#### Trecho para leitura

Também chama a atenção o grande número de investimentos público-privados no estado de São Paulo voltados para a infra-estrutura ferroviária. Dos doze investimentos público-privados que se encontravam em implantação ou então previstos até o ano de 2006, (Anuário Exame, 2006), nove são voltados para a infra-estrutura ferroviária (Figura 2). Este volume de investimentos de origem público-privado nas ferrovias no estado de São Paulo é maior do que o total dos demais investimentos de mesma natureza distribuídos pelo restante do país.

 

 

 

 

 

Um detalhe importante a ser lembrado é que, desde que a malha rodoviária federal foi privatizada no país, não existe no estado de São Paulo (que detém a maior parte da rede ferroviária brasileira) trens para o transporte de passageiros, alegando que este tipo de transporte é inviável por falta de arrecadação com o serviço. Boa parte dos rendimentos da América Latina Logística (ALL), atual operadora da malha ferroviária paulista, reside no transporte de grãos até o litoral paulista, de onde são embarcados para exportação.

########

Objetivo declarado a: Indique se cada afirmação concorda com o texto sobre as ferrovias paulistas: (i) nove dos doze investimentos público-privados citados se destinam à infraestrutura ferroviária; (ii) o estado de São Paulo conta com trens para o transporte de passageiros; (iii) boa parte dos rendimentos da ALL vem do transporte de grãos até o litoral paulista. Responda sim ou não e cite literalmente as palavras do texto que decidem cada caso.
As entradas não guardam relação alguma com o texto sobre as ferrovias paulistas.

#### Entradas de dados

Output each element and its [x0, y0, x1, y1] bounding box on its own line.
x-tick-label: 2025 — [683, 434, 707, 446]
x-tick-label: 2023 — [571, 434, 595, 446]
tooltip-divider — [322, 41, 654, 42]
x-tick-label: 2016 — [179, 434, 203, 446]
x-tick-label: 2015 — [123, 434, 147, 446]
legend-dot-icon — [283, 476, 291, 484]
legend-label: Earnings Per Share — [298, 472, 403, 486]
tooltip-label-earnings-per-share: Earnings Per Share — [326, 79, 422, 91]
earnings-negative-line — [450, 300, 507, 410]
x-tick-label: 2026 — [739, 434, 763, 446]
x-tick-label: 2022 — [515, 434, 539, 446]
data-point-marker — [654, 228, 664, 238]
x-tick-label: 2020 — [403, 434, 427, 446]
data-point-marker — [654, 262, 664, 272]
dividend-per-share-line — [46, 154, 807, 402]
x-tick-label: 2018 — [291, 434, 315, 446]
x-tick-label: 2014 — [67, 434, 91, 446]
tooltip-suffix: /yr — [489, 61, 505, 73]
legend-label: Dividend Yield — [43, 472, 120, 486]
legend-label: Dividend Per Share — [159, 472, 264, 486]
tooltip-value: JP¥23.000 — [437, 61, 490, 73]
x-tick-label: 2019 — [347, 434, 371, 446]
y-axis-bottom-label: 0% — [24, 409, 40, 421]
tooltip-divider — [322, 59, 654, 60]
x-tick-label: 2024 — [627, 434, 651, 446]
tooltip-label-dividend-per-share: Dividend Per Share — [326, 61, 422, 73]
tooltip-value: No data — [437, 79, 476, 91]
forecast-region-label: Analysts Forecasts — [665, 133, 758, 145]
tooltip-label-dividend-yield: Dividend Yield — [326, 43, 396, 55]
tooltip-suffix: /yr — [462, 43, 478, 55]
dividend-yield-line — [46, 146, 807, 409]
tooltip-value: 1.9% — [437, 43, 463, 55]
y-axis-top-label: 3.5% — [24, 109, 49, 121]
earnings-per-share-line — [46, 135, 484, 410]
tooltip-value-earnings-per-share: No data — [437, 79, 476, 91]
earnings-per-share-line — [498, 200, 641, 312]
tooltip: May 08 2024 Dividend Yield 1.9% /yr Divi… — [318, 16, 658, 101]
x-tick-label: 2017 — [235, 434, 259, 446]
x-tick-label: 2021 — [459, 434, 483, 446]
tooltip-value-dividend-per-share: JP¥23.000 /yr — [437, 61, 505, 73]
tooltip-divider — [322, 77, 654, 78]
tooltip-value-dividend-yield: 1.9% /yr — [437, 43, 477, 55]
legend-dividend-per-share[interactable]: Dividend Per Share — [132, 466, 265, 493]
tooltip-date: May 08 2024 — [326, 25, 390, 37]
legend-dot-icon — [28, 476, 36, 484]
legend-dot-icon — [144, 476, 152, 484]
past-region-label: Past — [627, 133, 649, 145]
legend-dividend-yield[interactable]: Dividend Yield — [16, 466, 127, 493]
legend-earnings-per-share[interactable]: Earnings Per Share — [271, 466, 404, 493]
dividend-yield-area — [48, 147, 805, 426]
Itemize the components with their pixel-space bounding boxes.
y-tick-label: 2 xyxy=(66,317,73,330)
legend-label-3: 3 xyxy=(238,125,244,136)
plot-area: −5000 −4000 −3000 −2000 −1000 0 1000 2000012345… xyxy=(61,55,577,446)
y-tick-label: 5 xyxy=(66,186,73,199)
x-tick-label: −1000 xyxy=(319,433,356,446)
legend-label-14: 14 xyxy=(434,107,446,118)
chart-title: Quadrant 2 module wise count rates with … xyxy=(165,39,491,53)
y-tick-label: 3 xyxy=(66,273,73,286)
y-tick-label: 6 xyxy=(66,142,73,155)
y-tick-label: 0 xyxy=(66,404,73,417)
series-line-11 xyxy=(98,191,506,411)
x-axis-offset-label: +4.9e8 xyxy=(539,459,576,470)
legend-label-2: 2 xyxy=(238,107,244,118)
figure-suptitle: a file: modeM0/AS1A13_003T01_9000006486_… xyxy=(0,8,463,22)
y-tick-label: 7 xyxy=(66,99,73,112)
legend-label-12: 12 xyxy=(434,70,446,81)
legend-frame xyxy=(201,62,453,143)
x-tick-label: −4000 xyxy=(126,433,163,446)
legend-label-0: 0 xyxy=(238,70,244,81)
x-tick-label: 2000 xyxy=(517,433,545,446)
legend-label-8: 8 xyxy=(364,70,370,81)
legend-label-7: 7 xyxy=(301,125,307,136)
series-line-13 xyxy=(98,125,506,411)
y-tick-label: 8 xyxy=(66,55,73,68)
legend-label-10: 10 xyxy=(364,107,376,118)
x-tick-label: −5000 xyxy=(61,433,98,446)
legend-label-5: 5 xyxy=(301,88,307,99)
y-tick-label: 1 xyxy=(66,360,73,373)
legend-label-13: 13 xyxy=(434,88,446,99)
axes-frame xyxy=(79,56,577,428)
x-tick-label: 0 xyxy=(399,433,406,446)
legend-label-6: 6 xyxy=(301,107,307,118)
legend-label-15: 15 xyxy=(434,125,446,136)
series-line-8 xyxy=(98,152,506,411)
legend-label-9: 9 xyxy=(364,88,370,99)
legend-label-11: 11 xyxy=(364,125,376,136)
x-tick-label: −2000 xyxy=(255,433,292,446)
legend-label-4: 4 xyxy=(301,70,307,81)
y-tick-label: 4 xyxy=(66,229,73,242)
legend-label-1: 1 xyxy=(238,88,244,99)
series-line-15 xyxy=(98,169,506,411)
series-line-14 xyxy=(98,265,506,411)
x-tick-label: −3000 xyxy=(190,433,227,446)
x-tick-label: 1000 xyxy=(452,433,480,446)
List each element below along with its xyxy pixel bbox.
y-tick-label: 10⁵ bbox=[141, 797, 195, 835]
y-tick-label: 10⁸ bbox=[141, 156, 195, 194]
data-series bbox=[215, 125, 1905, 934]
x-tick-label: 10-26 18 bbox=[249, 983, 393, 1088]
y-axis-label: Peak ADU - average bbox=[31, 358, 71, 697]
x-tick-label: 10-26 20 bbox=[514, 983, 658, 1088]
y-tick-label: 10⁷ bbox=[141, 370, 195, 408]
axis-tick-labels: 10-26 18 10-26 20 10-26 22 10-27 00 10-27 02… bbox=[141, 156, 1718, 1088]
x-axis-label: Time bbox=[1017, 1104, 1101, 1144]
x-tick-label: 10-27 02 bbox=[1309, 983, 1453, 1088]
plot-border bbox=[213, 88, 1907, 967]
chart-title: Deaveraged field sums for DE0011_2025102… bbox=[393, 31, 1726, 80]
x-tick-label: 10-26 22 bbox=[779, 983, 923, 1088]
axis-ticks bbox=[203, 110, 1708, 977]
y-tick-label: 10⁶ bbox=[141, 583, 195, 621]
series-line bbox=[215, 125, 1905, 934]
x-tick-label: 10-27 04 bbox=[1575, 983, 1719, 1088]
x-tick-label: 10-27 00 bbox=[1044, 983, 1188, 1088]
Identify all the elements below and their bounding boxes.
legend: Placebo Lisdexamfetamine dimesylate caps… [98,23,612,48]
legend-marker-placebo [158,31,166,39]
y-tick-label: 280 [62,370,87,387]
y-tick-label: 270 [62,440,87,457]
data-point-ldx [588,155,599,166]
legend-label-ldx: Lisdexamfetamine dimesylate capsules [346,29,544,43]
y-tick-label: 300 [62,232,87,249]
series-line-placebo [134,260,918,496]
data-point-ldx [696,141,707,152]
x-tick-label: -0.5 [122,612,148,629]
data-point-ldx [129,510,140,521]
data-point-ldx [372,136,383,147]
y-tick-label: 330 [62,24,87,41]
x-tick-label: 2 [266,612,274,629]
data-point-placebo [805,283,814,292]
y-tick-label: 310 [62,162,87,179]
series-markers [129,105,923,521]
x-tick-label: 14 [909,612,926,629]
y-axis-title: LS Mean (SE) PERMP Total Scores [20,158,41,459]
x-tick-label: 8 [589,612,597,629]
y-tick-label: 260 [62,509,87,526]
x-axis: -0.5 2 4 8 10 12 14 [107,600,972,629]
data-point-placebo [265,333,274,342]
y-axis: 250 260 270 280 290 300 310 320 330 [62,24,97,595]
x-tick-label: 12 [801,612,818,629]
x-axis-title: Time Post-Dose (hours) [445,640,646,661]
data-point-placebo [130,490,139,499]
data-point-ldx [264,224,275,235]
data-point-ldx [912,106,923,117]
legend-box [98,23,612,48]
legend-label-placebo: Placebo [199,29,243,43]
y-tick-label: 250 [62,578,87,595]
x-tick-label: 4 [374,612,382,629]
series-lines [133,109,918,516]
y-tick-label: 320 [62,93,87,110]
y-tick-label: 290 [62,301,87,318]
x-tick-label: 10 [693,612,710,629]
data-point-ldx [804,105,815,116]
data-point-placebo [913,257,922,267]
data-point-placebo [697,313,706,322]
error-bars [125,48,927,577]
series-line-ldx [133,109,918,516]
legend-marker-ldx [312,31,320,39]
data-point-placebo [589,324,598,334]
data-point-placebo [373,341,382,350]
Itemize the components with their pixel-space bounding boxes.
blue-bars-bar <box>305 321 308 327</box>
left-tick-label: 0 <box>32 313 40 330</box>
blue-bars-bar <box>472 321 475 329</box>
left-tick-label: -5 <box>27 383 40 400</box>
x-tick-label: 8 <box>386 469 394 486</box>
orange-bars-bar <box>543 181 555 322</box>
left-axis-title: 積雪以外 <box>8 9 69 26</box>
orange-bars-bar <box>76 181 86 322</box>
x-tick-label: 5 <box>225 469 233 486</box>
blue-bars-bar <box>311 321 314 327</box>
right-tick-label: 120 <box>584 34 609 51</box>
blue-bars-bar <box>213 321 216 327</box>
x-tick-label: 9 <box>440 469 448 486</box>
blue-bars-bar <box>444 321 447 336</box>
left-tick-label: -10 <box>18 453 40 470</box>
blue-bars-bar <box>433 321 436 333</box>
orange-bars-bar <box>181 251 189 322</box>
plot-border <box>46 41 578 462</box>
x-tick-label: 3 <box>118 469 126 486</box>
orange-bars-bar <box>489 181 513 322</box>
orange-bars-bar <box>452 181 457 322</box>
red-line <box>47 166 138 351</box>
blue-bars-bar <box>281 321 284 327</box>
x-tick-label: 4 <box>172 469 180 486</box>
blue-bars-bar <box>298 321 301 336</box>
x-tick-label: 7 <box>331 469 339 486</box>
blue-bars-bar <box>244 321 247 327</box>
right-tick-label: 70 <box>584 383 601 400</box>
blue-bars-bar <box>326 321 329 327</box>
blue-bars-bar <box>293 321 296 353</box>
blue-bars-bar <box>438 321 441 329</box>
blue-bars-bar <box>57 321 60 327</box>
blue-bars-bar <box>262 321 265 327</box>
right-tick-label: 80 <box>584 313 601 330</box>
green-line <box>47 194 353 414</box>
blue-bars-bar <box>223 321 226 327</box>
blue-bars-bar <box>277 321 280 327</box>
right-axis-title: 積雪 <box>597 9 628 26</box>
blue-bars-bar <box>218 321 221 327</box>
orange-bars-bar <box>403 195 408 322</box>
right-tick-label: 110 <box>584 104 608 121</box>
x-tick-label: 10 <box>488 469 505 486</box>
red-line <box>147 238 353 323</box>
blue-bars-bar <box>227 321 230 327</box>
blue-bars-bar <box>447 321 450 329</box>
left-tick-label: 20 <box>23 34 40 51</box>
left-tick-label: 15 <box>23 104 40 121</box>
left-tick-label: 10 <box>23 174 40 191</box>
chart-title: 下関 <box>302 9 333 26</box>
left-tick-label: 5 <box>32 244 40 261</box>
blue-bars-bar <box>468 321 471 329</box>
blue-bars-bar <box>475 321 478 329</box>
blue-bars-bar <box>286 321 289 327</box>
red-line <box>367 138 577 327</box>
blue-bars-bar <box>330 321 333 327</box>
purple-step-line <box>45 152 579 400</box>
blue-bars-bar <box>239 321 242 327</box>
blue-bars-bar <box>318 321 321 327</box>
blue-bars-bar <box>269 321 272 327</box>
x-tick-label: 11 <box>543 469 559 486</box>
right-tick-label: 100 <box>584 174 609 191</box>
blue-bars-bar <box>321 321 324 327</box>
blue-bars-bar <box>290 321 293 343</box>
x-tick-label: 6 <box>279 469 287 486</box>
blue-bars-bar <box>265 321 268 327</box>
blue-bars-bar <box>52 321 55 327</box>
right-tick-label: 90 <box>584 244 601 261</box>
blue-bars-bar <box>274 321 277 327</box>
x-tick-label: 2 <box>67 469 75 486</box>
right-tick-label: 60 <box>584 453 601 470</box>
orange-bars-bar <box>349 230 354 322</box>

########

Objetivo declarado b: Reproduza sem nenhuma alteração a parte das entradas que vai do início delas até a linha que contém "forecast-region-label: Analysts Forecasts", incluindo as duas extremidades.

Solução escrita a:
(i) Sim: "nove são voltados para a infra-estrutura ferroviária".
(ii) Não: "não existe no estado de São Paulo (que detém a maior parte da rede ferroviária brasileira) trens para o transporte de passageiros".
(iii) Sim: "Boa parte dos rendimentos da América Latina Logística (ALL), atual operadora da malha ferroviária paulista, reside no transporte de grãos até o litoral paulista".

Solução escrita b:
Output each element and its [x0, y0, x1, y1] bounding box on its own line.
x-tick-label: 2025 — [683, 434, 707, 446]
x-tick-label: 2023 — [571, 434, 595, 446]
tooltip-divider — [322, 41, 654, 42]
x-tick-label: 2016 — [179, 434, 203, 446]
x-tick-label: 2015 — [123, 434, 147, 446]
legend-dot-icon — [283, 476, 291, 484]
legend-label: Earnings Per Share — [298, 472, 403, 486]
tooltip-label-earnings-per-share: Earnings Per Share — [326, 79, 422, 91]
earnings-negative-line — [450, 300, 507, 410]
x-tick-label: 2026 — [739, 434, 763, 446]
x-tick-label: 2022 — [515, 434, 539, 446]
data-point-marker — [654, 228, 664, 238]
x-tick-label: 2020 — [403, 434, 427, 446]
data-point-marker — [654, 262, 664, 272]
dividend-per-share-line — [46, 154, 807, 402]
x-tick-label: 2018 — [291, 434, 315, 446]
x-tick-label: 2014 — [67, 434, 91, 446]
tooltip-suffix: /yr — [489, 61, 505, 73]
legend-label: Dividend Yield — [43, 472, 120, 486]
legend-label: Dividend Per Share — [159, 472, 264, 486]
tooltip-value: JP¥23.000 — [437, 61, 490, 73]
x-tick-label: 2019 — [347, 434, 371, 446]
y-axis-bottom-label: 0% — [24, 409, 40, 421]
tooltip-divider — [322, 59, 654, 60]
x-tick-label: 2024 — [627, 434, 651, 446]
tooltip-label-dividend-per-share: Dividend Per Share — [326, 61, 422, 73]
tooltip-value: No data — [437, 79, 476, 91]
forecast-region-label: Analysts Forecasts — [665, 133, 758, 145]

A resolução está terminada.